#### TASK GOAL
Please list all lines of the material below in which the string "Zheng" occurs.

#### SOURCE MATERIAL
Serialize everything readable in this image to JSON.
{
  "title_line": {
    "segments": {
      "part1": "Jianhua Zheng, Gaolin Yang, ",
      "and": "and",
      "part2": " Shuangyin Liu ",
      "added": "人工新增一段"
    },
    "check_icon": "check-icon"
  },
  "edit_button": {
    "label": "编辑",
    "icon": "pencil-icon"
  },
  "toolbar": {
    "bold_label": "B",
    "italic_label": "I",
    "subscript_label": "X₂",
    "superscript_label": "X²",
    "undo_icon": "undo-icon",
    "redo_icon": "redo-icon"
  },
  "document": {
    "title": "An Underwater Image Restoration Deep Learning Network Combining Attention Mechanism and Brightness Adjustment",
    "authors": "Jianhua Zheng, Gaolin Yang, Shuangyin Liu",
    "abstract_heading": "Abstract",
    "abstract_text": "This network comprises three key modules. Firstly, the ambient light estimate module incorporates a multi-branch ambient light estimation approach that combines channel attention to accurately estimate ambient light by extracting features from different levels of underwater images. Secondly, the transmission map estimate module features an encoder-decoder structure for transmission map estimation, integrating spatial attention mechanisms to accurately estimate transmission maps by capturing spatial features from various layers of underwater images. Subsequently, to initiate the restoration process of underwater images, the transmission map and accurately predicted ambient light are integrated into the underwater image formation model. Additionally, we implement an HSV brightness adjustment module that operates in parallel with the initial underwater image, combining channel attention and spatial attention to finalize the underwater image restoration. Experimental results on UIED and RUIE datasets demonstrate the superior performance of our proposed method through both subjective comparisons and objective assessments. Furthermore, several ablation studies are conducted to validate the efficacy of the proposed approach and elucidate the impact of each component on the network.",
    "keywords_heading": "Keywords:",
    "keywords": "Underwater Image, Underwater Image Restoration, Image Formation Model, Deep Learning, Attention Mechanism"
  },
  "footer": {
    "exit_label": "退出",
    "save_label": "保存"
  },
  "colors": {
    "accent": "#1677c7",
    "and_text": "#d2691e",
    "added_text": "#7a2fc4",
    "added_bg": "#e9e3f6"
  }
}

#### FINAL RESULT
      "part1": "Jianhua Zheng, Gaolin Yang, ",
    "authors": "Jianhua Zheng, Gaolin Yang, Shuangyin Liu",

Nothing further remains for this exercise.